** Set task **
Single out the lines that include the word "desc". Copy them.

--- --- ---

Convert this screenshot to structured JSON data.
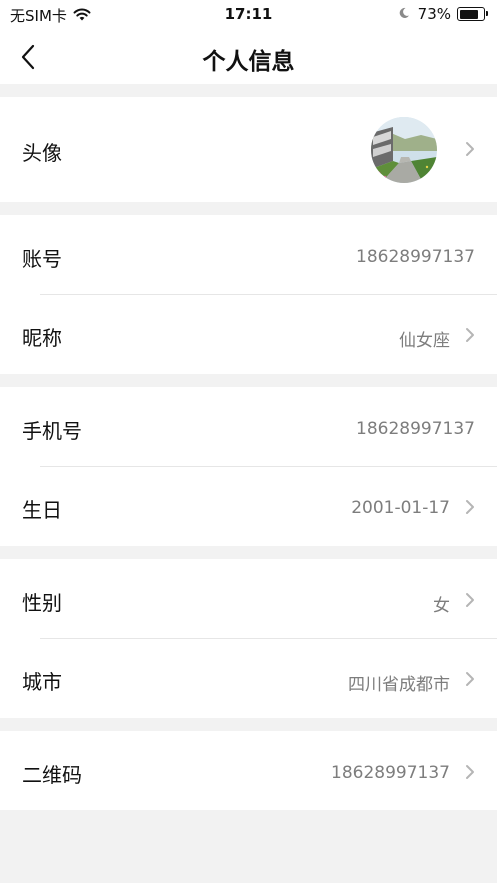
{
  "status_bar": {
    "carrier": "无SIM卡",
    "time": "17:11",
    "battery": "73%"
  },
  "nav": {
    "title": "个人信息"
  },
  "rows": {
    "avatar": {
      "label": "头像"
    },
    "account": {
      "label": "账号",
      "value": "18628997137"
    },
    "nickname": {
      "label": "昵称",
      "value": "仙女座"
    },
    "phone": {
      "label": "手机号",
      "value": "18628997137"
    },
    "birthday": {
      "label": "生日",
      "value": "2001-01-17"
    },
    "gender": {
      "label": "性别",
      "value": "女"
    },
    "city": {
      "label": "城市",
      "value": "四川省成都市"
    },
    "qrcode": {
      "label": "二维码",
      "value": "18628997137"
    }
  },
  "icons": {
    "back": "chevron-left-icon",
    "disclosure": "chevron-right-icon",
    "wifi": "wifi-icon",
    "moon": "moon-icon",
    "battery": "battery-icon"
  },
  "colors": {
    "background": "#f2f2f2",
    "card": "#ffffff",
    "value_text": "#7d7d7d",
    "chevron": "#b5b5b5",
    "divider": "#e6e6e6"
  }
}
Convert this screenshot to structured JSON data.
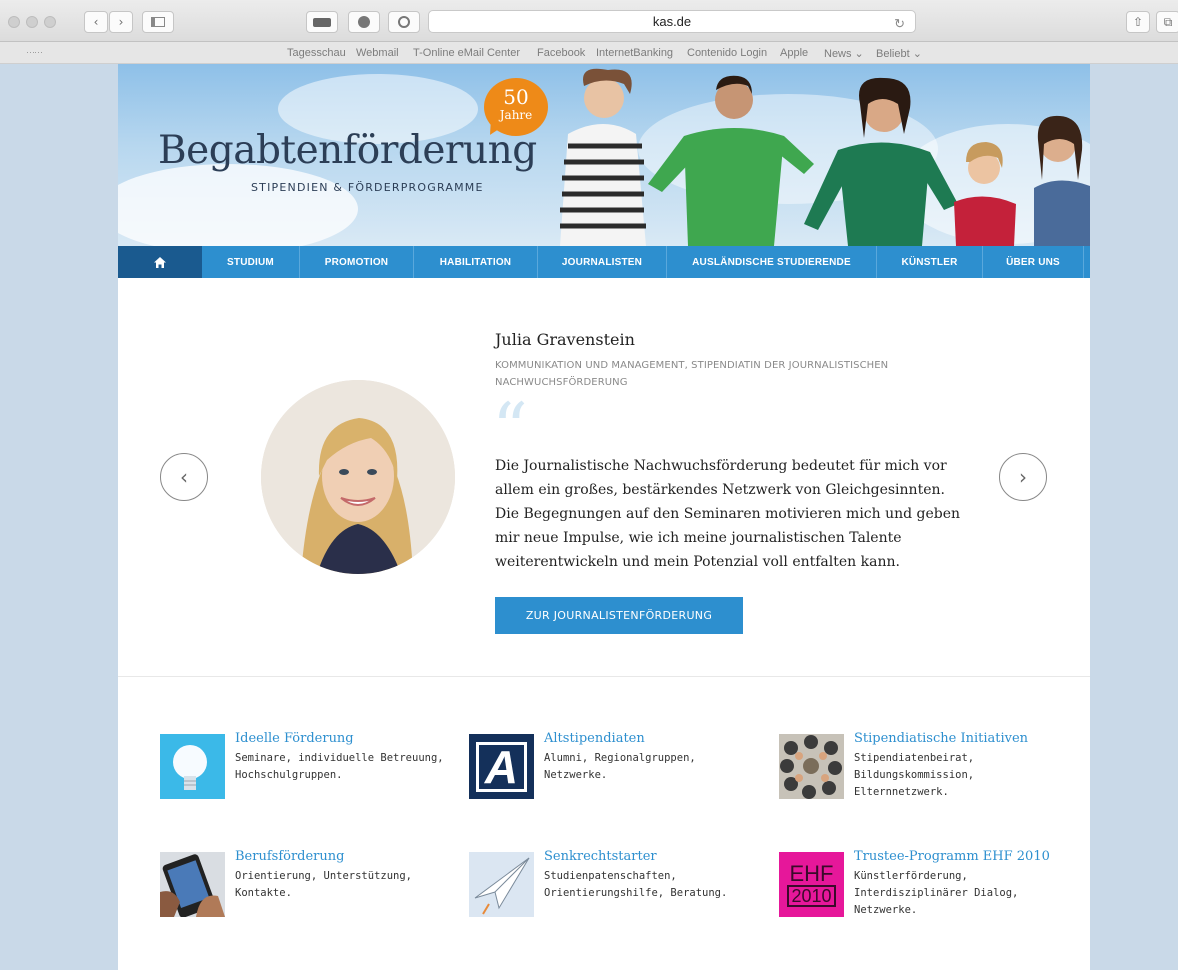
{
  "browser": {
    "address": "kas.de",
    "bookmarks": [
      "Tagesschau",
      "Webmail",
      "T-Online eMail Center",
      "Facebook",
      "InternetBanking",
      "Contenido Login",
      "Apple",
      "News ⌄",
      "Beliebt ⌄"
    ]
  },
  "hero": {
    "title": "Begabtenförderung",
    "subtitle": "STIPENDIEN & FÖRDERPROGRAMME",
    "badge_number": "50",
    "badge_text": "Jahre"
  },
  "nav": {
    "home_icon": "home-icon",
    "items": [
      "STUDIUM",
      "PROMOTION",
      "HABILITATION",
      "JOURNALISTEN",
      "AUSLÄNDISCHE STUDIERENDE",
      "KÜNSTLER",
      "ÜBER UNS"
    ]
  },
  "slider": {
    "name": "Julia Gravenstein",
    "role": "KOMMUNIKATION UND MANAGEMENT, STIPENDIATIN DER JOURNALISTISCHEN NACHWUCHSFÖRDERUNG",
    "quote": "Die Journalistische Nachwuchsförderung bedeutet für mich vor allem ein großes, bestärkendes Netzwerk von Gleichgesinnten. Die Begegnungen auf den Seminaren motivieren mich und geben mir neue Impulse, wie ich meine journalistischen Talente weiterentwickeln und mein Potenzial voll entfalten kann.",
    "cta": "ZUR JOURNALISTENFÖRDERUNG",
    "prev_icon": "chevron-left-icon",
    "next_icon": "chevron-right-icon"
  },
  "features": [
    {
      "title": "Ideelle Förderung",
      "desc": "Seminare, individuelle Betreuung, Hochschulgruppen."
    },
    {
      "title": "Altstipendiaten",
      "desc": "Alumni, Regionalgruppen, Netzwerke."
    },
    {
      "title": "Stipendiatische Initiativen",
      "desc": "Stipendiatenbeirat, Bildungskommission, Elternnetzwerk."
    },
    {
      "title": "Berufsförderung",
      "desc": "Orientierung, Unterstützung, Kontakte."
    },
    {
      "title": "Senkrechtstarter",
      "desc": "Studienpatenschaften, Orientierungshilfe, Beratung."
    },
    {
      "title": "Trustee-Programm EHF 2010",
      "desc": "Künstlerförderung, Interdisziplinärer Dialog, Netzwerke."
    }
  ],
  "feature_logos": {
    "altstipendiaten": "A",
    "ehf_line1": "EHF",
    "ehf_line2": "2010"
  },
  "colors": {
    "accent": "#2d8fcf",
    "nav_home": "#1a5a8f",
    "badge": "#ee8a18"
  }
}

--- --- ---

** Result of the exercise **
      "desc": "Seminare, individuelle Betreuung, Hochschulgruppen."
      "desc": "Alumni, Regionalgruppen, Netzwerke."
      "desc": "Stipendiatenbeirat, Bildungskommission, Elternnetzwerk."
      "desc": "Orientierung, Unterstützung, Kontakte."
      "desc": "Studienpatenschaften, Orientierungshilfe, Beratung."
      "desc": "Künstlerförderung, Interdisziplinärer Dialog, Netzwerke."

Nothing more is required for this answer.